-- Begin Supplied records --

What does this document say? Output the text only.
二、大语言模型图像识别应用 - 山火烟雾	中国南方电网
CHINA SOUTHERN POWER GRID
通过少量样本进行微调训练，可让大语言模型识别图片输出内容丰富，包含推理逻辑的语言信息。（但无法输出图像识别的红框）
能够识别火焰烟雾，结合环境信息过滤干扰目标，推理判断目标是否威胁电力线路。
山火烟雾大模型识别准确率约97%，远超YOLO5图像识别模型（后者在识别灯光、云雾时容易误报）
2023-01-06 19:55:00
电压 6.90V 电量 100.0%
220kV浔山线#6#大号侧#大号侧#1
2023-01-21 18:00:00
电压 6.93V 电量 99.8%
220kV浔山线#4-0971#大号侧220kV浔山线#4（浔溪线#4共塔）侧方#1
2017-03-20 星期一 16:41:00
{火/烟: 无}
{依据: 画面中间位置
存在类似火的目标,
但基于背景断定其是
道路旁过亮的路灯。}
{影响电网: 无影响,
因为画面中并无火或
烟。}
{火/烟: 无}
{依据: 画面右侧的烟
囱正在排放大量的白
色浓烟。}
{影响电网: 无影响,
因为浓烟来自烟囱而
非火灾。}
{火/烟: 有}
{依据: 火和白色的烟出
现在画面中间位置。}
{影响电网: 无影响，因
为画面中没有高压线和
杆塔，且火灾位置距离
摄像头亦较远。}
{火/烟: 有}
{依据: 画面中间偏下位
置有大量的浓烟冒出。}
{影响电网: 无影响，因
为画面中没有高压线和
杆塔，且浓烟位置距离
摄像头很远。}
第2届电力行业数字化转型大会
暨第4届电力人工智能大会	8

-- End Supplied records --
-- Begin Supplied records --

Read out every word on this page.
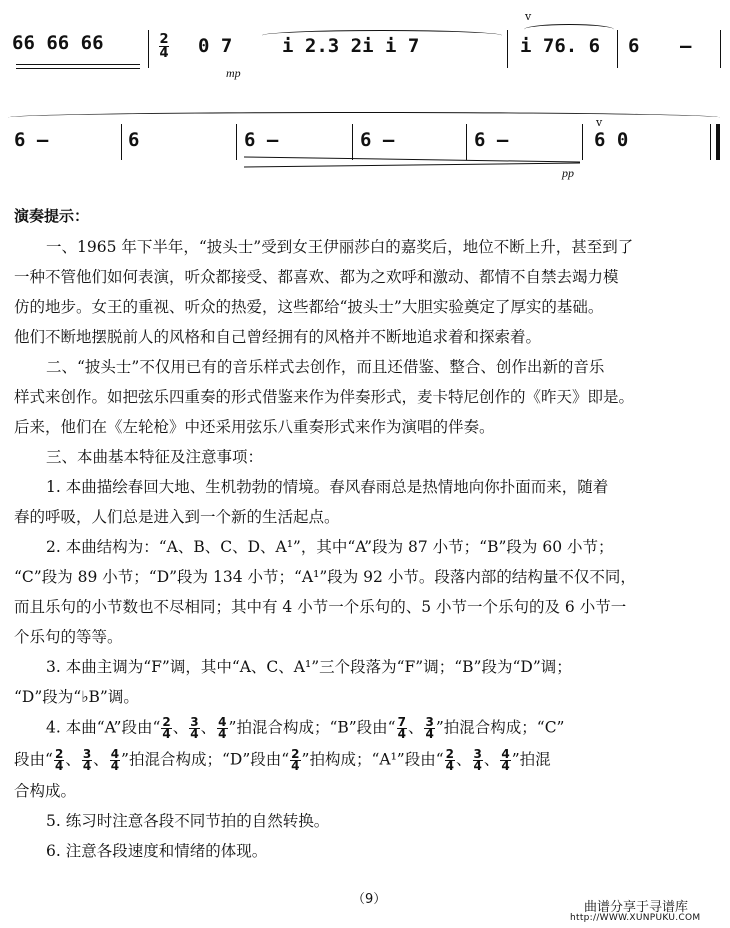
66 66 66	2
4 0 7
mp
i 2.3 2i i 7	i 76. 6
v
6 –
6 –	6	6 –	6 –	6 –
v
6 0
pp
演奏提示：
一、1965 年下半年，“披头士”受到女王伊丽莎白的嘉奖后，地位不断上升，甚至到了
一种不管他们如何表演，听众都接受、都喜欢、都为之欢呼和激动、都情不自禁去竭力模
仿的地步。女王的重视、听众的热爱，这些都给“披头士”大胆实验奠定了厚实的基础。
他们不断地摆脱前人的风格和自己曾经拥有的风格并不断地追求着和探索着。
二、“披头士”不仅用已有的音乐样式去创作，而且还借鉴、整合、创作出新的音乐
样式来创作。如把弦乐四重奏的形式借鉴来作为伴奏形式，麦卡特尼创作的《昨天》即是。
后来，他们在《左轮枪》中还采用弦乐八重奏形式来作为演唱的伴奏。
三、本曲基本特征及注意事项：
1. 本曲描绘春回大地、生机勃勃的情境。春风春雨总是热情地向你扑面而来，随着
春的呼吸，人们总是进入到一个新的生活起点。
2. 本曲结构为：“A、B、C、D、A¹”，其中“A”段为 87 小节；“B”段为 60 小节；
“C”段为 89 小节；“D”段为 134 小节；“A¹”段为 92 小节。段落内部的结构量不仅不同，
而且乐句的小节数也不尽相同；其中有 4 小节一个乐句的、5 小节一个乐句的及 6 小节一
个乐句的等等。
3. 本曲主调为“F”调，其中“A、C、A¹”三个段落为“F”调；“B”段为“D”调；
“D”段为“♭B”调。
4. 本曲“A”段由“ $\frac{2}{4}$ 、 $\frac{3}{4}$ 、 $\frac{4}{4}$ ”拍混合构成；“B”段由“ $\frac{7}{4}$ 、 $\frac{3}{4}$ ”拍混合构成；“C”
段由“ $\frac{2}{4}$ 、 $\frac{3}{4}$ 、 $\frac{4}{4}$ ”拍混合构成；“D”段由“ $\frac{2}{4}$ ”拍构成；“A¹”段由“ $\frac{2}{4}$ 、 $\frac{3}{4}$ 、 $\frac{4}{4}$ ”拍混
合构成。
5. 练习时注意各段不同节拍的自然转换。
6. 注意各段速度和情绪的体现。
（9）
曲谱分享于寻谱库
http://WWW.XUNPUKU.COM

-- End Supplied records --
-- Begin Supplied records --

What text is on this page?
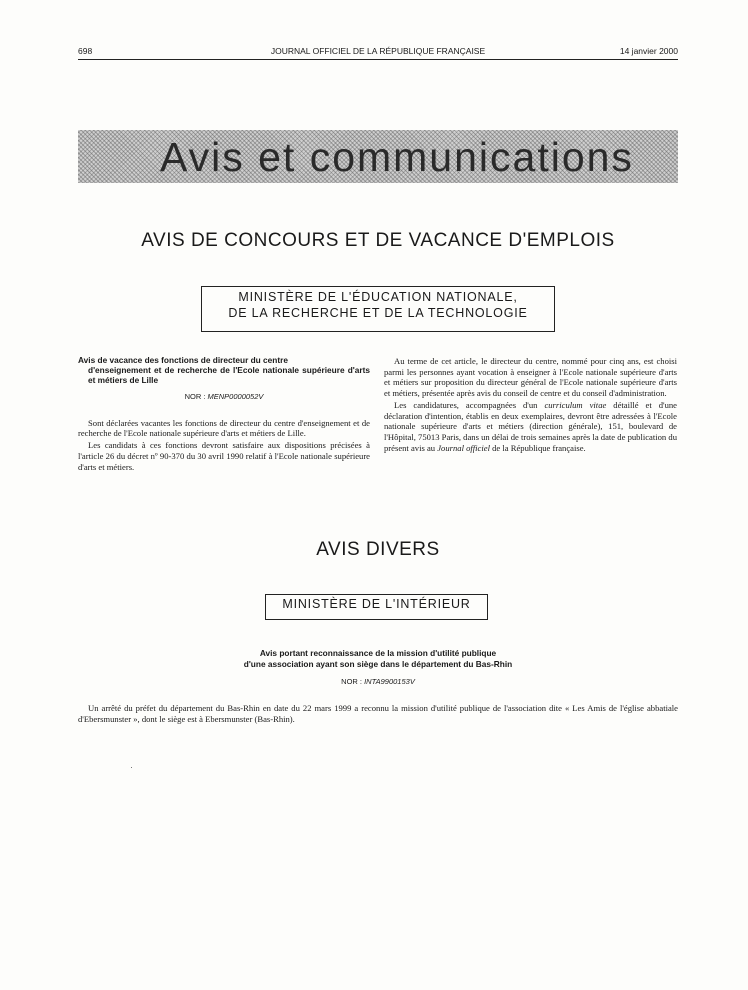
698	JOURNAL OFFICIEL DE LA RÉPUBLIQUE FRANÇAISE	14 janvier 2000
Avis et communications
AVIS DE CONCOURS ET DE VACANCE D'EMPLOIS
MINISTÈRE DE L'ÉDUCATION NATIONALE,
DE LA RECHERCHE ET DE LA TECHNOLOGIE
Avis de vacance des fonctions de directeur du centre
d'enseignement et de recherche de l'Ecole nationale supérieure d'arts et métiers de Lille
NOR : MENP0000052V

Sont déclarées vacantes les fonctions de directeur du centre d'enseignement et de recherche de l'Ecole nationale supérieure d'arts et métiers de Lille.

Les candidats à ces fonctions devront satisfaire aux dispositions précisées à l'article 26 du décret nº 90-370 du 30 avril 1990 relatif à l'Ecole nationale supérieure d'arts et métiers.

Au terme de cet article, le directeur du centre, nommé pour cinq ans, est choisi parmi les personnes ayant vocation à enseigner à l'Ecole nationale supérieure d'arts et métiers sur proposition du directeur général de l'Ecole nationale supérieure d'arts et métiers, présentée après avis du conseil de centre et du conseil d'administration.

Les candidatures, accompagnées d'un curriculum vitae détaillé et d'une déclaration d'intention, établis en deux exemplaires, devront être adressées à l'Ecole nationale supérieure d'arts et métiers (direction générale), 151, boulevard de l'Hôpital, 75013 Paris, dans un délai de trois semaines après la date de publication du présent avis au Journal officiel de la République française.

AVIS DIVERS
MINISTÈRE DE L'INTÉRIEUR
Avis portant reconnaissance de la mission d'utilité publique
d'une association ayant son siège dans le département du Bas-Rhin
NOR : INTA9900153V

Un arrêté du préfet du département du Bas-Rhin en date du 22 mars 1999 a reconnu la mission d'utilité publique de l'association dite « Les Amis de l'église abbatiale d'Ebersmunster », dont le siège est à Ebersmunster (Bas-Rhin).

-- End Supplied records --

--- Task goal ---
Take every line from the data above that holds "Rhin" and copy it out.

--- Reply ---
d'une association ayant son siège dans le département du Bas-Rhin
Un arrêté du préfet du département du Bas-Rhin en date du 22 mars 1999 a reconnu la mission d'utilité publique de l'association dite « Les Amis de l'église abbatiale d'Ebersmunster », dont le siège est à Ebersmunster (Bas-Rhin).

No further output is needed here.